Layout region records

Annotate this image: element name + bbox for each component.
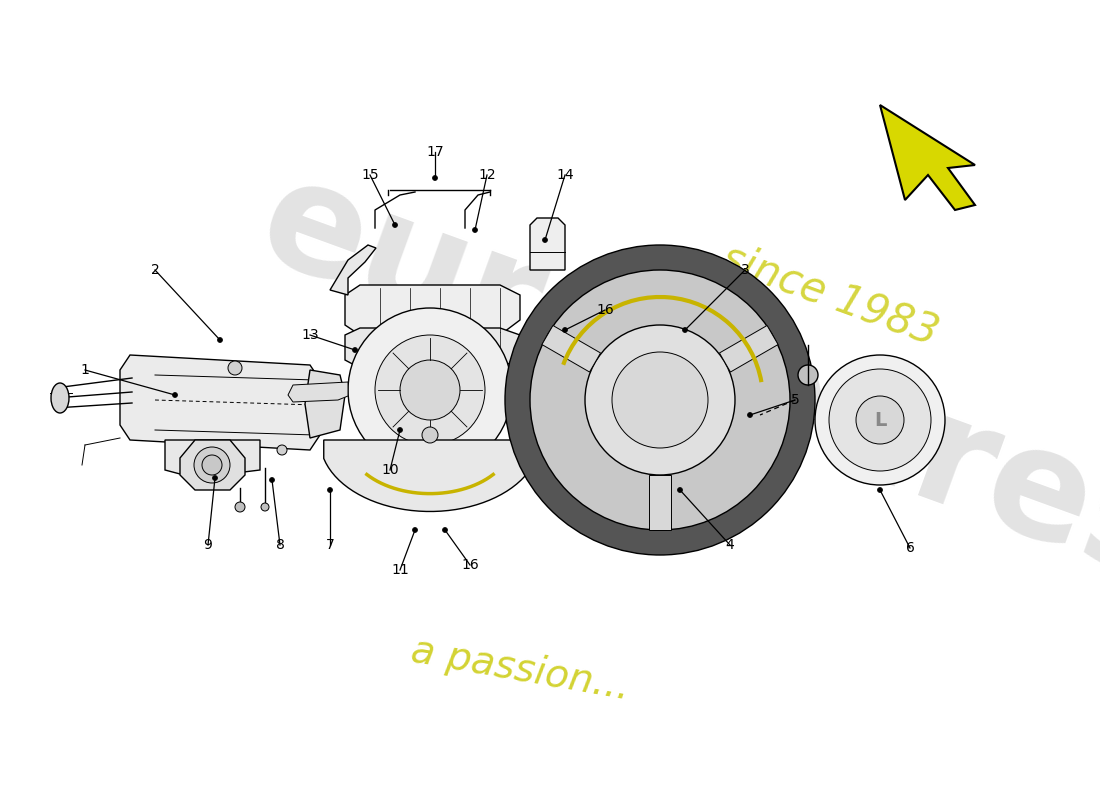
Circle shape — [505, 245, 815, 555]
Polygon shape — [323, 440, 537, 511]
Circle shape — [798, 365, 818, 385]
Text: 7: 7 — [326, 538, 334, 552]
Text: 13: 13 — [301, 328, 319, 342]
Polygon shape — [330, 245, 376, 295]
Circle shape — [277, 445, 287, 455]
Circle shape — [218, 338, 222, 342]
Polygon shape — [512, 384, 550, 398]
Circle shape — [422, 427, 438, 443]
Text: since 1983: since 1983 — [716, 236, 944, 354]
Polygon shape — [719, 326, 778, 372]
Text: 16: 16 — [461, 558, 478, 572]
Text: eurospares: eurospares — [241, 145, 1100, 615]
Text: 10: 10 — [382, 463, 399, 477]
Circle shape — [202, 455, 222, 475]
Text: 12: 12 — [478, 168, 496, 182]
Circle shape — [397, 427, 403, 433]
Circle shape — [442, 527, 448, 533]
Circle shape — [235, 502, 245, 512]
Circle shape — [856, 396, 904, 444]
Text: 6: 6 — [905, 541, 914, 555]
Polygon shape — [542, 326, 601, 372]
Text: 14: 14 — [557, 168, 574, 182]
Polygon shape — [180, 440, 245, 490]
Circle shape — [878, 487, 882, 493]
Text: 4: 4 — [726, 538, 735, 552]
Text: 15: 15 — [361, 168, 378, 182]
Circle shape — [261, 503, 270, 511]
Polygon shape — [165, 440, 260, 478]
Circle shape — [432, 175, 438, 181]
Circle shape — [400, 360, 460, 420]
Text: a passion...: a passion... — [408, 632, 632, 708]
Circle shape — [173, 393, 177, 398]
Circle shape — [612, 352, 708, 448]
Ellipse shape — [51, 383, 69, 413]
Circle shape — [212, 475, 218, 481]
Text: L: L — [873, 410, 887, 430]
Circle shape — [473, 227, 477, 233]
Circle shape — [530, 270, 790, 530]
Circle shape — [412, 527, 418, 533]
Circle shape — [748, 413, 752, 418]
Circle shape — [562, 327, 568, 333]
Circle shape — [393, 222, 397, 227]
Polygon shape — [649, 475, 671, 530]
Circle shape — [194, 447, 230, 483]
Polygon shape — [120, 355, 320, 450]
Circle shape — [585, 325, 735, 475]
Text: 9: 9 — [204, 538, 212, 552]
Text: 11: 11 — [392, 563, 409, 577]
Polygon shape — [880, 105, 975, 210]
Circle shape — [270, 478, 275, 482]
Circle shape — [348, 308, 512, 472]
Text: 8: 8 — [276, 538, 285, 552]
Polygon shape — [345, 328, 520, 368]
Circle shape — [228, 361, 242, 375]
Polygon shape — [305, 370, 345, 438]
Text: 5: 5 — [791, 393, 800, 407]
Circle shape — [542, 238, 548, 242]
Circle shape — [815, 355, 945, 485]
Text: 3: 3 — [740, 263, 749, 277]
Circle shape — [328, 487, 332, 493]
Circle shape — [352, 347, 358, 353]
Circle shape — [829, 369, 931, 471]
Polygon shape — [288, 382, 348, 402]
Circle shape — [682, 327, 688, 333]
Text: 16: 16 — [596, 303, 614, 317]
Circle shape — [375, 335, 485, 445]
Polygon shape — [530, 218, 565, 270]
Text: 17: 17 — [426, 145, 443, 159]
Text: 1: 1 — [80, 363, 89, 377]
Polygon shape — [345, 285, 520, 335]
Circle shape — [678, 487, 682, 493]
Text: 2: 2 — [151, 263, 160, 277]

• [Stated goal]:
Can you rewrite the lines above as a numbered list, skipping any blank lines and leaving the pictures out?

• [Answer for the task]:
1. Annotate this image: element name + bbox for each component.
2. Circle shape — [505, 245, 815, 555]
3. Polygon shape — [323, 440, 537, 511]
4. Circle shape — [798, 365, 818, 385]
5. Text: 7: 7 — [326, 538, 334, 552]
6. Text: 13: 13 — [301, 328, 319, 342]
7. Polygon shape — [330, 245, 376, 295]
8. Circle shape — [277, 445, 287, 455]
9. Circle shape — [218, 338, 222, 342]
10. Polygon shape — [512, 384, 550, 398]
11. Circle shape — [422, 427, 438, 443]
12. Text: since 1983: since 1983 — [716, 236, 944, 354]
13. Polygon shape — [719, 326, 778, 372]
14. Text: 16: 16 — [461, 558, 478, 572]
15. Text: eurospares: eurospares — [241, 145, 1100, 615]
16. Text: 10: 10 — [382, 463, 399, 477]
17. Circle shape — [202, 455, 222, 475]
18. Text: 12: 12 — [478, 168, 496, 182]
19. Circle shape — [397, 427, 403, 433]
20. Circle shape — [442, 527, 448, 533]
21. Circle shape — [235, 502, 245, 512]
22. Circle shape — [856, 396, 904, 444]
23. Text: 6: 6 — [905, 541, 914, 555]
24. Polygon shape — [542, 326, 601, 372]
25. Text: 14: 14 — [557, 168, 574, 182]
26. Polygon shape — [180, 440, 245, 490]
27. Circle shape — [878, 487, 882, 493]
28. Text: 4: 4 — [726, 538, 735, 552]
29. Text: 15: 15 — [361, 168, 378, 182]
30. Circle shape — [261, 503, 270, 511]
31. Polygon shape — [165, 440, 260, 478]
32. Circle shape — [432, 175, 438, 181]
33. Circle shape — [400, 360, 460, 420]
34. Text: a passion...: a passion... — [408, 632, 632, 708]
35. Circle shape — [173, 393, 177, 398]
36. Circle shape — [612, 352, 708, 448]
37. Ellipse shape — [51, 383, 69, 413]
38. Circle shape — [212, 475, 218, 481]
39. Text: L: L — [873, 410, 887, 430]
40. Circle shape — [473, 227, 477, 233]
41. Circle shape — [530, 270, 790, 530]
42. Circle shape — [412, 527, 418, 533]
43. Circle shape — [748, 413, 752, 418]
44. Circle shape — [562, 327, 568, 333]
45. Circle shape — [393, 222, 397, 227]
46. Polygon shape — [649, 475, 671, 530]
47. Circle shape — [194, 447, 230, 483]
48. Polygon shape — [120, 355, 320, 450]
49. Circle shape — [585, 325, 735, 475]
50. Text: 9: 9 — [204, 538, 212, 552]
51. Text: 11: 11 — [392, 563, 409, 577]
52. Polygon shape — [880, 105, 975, 210]
53. Circle shape — [270, 478, 275, 482]
54. Circle shape — [348, 308, 512, 472]
55. Text: 8: 8 — [276, 538, 285, 552]
56. Polygon shape — [345, 328, 520, 368]
57. Circle shape — [228, 361, 242, 375]
58. Polygon shape — [305, 370, 345, 438]
59. Text: 5: 5 — [791, 393, 800, 407]
60. Circle shape — [542, 238, 548, 242]
61. Circle shape — [815, 355, 945, 485]
62. Text: 3: 3 — [740, 263, 749, 277]
63. Circle shape — [328, 487, 332, 493]
64. Circle shape — [352, 347, 358, 353]
65. Circle shape — [829, 369, 931, 471]
66. Polygon shape — [288, 382, 348, 402]
67. Circle shape — [682, 327, 688, 333]
68. Text: 16: 16 — [596, 303, 614, 317]
69. Circle shape — [375, 335, 485, 445]
70. Polygon shape — [530, 218, 565, 270]
71. Text: 17: 17 — [426, 145, 443, 159]
72. Text: 1: 1 — [80, 363, 89, 377]
73. Polygon shape — [345, 285, 520, 335]
74. Circle shape — [678, 487, 682, 493]
75. Text: 2: 2 — [151, 263, 160, 277]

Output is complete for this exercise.